::: Отрывок для чтения

Колонии всех остальных греков были иного рода и имели иное влияние на Италию. Они также не пренебрегали земледелием и приобретением земельной собственности; во всяком случае, с тех пор как греки вошли в силу, они не довольствовались, как довольствовались финикияне, основанием в варварских странах укрепленных факторий. Но все эти города основывались преимущественно с торговой целью и потому в противоположность ахейским находились обыкновенно у лучших гаваней и самых удобных мест для причала. Происхождение, мотивы и время этих поселений были очень неодинаковы; однако все они имели нечто общее одни с другими: так, например, во всех этих городах были в общем употреблении некоторые более новые формы алфавита 53 и дорийское наречие, рано проникнувшее даже в те города, где, как например в Кумах 54 , был всегда в употреблении мягкий ионийский диалект.
Для развития Италии эти колонии имели далеко не одинаковое значение; здесь достаточно будет упомянуть о тех из них, которые имели решительное влияние на судьбу италийских племен, о дорийском Таренте и об ионийских Кумах. Из всех эллинских поселений в Италии на долю тарентинцев выпала самая блестящая роль. Благодаря превосходной гавани — единственной удобной на всем южном берегу — их город сделался складочным местом для южно-италийской торговли и даже отчасти для той, которая велась на Адриатическом море. Два промысла, занесенные туда из малоазиатского Милета — богатая рыбная ловля в заливе и выработка превосходной овечьей шерсти, равно как ее окрашивание соком тарентинской пурпуровой улитки, способной соперничать с тирскою — занимали тысячи рук и прибавляли к внутренней торговле вывозную. Монеты, найденные там в гораздо большем числе, чем где-либо в греческой Италии, и нередко вычеканенные из золота, до сих пор служат красноречивым доказательством обширности и оживленности тарентинской торговли. Свои обширные торговые сношения Тарент, должно быть, завел еще в ту пору, когда он оспаривал у Сибариса первенство среди греческих городов нижней Италии; однако тарентинцам, по-видимому, никогда не удавалось в отличие от других ахейских городов сколько-нибудь значительно расширить свою территорию, закрепить ее за собой.

::::::
::: Исходные данные

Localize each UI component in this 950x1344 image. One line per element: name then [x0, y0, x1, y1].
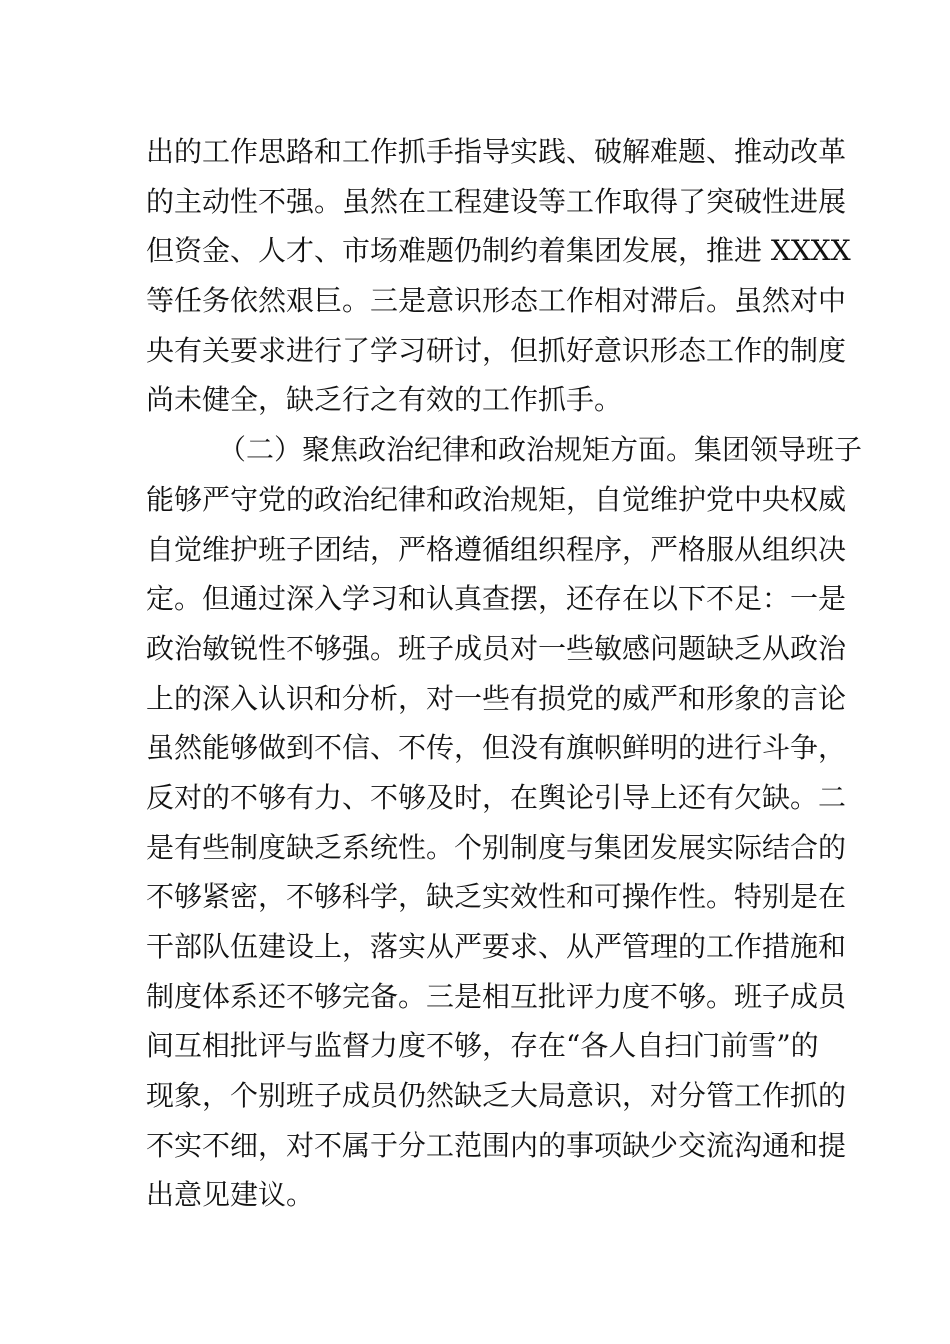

::::::

### Что сделать
Продолжи отрывок о греческих колониях в Италии, начиная сразу после его последнего предложения.

### Ответ
Между тем как самая восточная из греческих колоний в Италии развивалась с такой быстротой и с таким блеском, самые северные из них, основанные у подошвы Везувия, достигли более скромного процветания. Жители Кум перебрались на материк с плодородного острова Энарии (Искии) и основали для себя вторую родину на возвышении у самого морского берега, а оттуда основали портовый город Дикеархию (позднейший Путеоли) и потом «Новый город» — Неаполь. Они жили, как и все вообще халкидские города в Италии и в Сицилии, по законам, введенным уроженцем Катаны Харондом (около 100 г.) [650 г.] при демократической форме правления, которая, впрочем, ограничивалась высоким цензом и предоставляла власть избранному из самых богатых граждан совету; эти учреждения долго оставались в силе и предохранили все эти города как от узурпаторов, так и от деспотизма черни. О внешних сношениях этих поселившихся в Кампании греков мы имеем мало сведений. По необходимости или по доброй воле они еще более тарентинцев были замкнуты в узких рамках своей территории; так как они не обнаруживали намерения покорять и притеснять туземцев, а напротив того, вступали с ними в мирные и торговые сношения, то они удачно устроили свою судьбу и вместе с тем заняли первое место между миссионерами греческой цивилизации в Италии.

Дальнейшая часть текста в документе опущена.